====== LISTING

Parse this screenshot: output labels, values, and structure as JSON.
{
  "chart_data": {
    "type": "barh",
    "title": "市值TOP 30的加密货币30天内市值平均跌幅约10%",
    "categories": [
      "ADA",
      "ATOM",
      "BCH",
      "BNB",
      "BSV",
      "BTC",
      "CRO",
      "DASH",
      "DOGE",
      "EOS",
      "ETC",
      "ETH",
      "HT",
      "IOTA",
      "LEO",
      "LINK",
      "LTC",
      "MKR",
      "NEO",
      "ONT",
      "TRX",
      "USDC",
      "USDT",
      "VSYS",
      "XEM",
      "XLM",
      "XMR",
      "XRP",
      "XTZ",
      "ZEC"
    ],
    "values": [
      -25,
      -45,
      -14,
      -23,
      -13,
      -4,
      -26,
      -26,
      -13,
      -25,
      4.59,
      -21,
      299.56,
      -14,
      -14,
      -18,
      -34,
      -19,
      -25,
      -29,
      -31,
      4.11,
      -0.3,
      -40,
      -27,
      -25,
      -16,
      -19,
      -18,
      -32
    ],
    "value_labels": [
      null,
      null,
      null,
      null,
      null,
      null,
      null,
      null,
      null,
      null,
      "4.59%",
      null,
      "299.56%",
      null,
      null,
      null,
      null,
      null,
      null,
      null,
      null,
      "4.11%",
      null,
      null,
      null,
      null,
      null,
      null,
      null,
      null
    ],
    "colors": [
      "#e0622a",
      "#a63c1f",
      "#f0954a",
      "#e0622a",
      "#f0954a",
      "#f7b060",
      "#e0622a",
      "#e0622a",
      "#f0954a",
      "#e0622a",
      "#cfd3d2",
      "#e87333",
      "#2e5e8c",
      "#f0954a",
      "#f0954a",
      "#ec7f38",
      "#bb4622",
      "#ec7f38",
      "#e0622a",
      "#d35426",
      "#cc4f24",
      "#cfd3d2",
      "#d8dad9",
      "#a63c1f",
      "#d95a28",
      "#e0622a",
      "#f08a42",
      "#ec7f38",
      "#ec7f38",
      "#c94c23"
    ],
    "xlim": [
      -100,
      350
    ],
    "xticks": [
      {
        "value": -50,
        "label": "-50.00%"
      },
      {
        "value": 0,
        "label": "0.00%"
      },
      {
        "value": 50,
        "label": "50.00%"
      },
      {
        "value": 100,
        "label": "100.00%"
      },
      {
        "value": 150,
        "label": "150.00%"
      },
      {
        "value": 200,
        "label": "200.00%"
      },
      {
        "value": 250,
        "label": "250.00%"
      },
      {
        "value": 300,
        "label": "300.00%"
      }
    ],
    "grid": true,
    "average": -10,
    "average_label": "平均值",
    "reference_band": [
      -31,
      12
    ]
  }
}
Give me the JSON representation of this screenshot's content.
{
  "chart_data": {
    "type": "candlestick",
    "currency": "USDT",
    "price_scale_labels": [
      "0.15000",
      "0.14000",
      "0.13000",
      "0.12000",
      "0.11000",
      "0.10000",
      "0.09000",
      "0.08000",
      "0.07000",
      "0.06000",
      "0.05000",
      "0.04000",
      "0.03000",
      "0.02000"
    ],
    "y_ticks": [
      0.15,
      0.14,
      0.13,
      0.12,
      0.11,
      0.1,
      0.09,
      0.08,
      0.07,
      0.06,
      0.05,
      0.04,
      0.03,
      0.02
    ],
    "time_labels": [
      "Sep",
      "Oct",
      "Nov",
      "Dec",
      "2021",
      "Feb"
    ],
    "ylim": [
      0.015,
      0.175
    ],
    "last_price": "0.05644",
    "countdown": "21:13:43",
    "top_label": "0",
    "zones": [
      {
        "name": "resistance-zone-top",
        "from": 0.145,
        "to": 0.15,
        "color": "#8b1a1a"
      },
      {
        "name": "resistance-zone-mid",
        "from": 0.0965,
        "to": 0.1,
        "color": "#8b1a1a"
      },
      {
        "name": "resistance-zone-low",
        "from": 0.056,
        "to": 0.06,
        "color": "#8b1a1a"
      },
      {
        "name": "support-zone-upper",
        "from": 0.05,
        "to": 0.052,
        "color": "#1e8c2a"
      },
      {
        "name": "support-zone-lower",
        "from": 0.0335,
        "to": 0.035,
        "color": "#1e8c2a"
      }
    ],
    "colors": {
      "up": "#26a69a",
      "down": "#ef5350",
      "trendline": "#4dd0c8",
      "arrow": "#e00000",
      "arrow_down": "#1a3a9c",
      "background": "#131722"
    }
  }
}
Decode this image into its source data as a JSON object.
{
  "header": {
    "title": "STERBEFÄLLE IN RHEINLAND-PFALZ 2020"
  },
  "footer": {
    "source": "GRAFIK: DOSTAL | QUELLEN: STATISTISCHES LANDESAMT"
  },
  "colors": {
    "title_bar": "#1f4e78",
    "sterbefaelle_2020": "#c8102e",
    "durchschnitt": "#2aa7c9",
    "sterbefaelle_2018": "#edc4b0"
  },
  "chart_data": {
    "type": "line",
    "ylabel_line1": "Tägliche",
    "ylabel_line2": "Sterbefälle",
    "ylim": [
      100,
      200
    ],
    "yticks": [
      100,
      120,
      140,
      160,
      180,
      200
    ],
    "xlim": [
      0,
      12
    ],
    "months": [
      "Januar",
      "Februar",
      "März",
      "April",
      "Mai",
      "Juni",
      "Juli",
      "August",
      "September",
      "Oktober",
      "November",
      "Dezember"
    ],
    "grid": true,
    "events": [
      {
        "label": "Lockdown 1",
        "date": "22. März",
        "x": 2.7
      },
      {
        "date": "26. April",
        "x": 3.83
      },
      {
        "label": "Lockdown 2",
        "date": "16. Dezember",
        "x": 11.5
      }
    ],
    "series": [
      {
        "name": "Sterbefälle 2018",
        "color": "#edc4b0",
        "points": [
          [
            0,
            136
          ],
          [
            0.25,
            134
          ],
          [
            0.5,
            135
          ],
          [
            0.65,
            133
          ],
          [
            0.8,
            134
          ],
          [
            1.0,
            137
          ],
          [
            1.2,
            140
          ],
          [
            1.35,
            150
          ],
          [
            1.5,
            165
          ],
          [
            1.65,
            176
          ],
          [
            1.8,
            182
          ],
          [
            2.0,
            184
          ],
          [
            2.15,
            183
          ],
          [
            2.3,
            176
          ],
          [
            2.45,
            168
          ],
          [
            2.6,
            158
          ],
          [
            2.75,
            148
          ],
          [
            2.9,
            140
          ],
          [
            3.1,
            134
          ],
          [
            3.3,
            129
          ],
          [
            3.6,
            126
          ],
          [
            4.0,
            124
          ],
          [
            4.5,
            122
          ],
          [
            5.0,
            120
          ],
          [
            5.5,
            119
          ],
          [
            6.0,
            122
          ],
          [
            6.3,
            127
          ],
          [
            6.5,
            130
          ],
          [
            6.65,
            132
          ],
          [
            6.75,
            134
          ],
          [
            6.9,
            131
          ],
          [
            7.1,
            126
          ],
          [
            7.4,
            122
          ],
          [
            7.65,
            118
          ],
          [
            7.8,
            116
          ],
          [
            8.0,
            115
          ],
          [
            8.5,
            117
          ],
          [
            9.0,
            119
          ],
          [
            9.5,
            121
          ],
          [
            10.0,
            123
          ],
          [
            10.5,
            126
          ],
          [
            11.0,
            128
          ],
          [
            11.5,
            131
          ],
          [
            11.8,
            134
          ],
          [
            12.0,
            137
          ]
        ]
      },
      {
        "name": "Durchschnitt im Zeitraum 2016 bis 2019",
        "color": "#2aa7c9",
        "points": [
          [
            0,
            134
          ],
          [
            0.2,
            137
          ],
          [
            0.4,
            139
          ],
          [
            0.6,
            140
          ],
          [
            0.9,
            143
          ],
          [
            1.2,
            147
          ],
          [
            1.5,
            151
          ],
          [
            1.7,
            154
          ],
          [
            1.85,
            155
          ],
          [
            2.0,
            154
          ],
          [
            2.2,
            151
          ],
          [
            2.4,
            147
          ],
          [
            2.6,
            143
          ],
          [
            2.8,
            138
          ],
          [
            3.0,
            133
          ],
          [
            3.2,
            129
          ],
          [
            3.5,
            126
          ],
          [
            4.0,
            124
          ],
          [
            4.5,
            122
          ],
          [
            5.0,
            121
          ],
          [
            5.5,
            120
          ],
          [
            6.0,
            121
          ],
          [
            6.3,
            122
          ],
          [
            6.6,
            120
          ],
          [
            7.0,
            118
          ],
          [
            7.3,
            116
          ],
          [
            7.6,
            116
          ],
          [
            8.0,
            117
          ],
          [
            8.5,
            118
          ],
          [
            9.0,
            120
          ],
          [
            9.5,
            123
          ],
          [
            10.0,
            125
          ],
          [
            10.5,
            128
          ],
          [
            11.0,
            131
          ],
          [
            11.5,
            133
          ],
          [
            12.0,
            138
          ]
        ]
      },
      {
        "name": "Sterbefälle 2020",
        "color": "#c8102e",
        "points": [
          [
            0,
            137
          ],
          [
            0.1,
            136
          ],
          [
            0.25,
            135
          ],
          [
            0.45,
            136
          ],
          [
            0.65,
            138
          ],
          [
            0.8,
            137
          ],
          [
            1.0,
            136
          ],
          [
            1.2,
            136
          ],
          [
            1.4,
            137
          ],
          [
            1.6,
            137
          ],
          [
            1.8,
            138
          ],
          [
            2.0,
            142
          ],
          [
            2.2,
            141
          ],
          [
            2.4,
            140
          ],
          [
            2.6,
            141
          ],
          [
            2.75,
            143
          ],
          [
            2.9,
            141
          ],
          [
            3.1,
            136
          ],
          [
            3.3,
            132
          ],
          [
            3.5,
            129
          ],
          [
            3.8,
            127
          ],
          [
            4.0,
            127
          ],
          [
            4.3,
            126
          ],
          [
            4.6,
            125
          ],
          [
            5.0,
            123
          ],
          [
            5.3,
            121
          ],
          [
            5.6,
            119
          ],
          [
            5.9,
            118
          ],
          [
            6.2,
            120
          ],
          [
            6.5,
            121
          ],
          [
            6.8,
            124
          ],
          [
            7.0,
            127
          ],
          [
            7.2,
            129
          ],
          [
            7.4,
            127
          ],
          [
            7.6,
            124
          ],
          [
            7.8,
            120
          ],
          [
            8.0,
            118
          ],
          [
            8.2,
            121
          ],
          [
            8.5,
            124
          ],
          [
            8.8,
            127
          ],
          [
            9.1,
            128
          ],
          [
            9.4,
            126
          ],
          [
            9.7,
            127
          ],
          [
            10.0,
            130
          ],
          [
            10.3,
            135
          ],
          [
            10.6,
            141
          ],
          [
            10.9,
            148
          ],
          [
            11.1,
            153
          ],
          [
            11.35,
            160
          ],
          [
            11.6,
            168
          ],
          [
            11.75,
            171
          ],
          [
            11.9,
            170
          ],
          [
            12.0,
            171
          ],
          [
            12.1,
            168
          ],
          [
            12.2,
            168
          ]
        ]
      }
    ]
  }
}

============

Using the material above, work out how many lines contain the string "type". Give that number alone.

3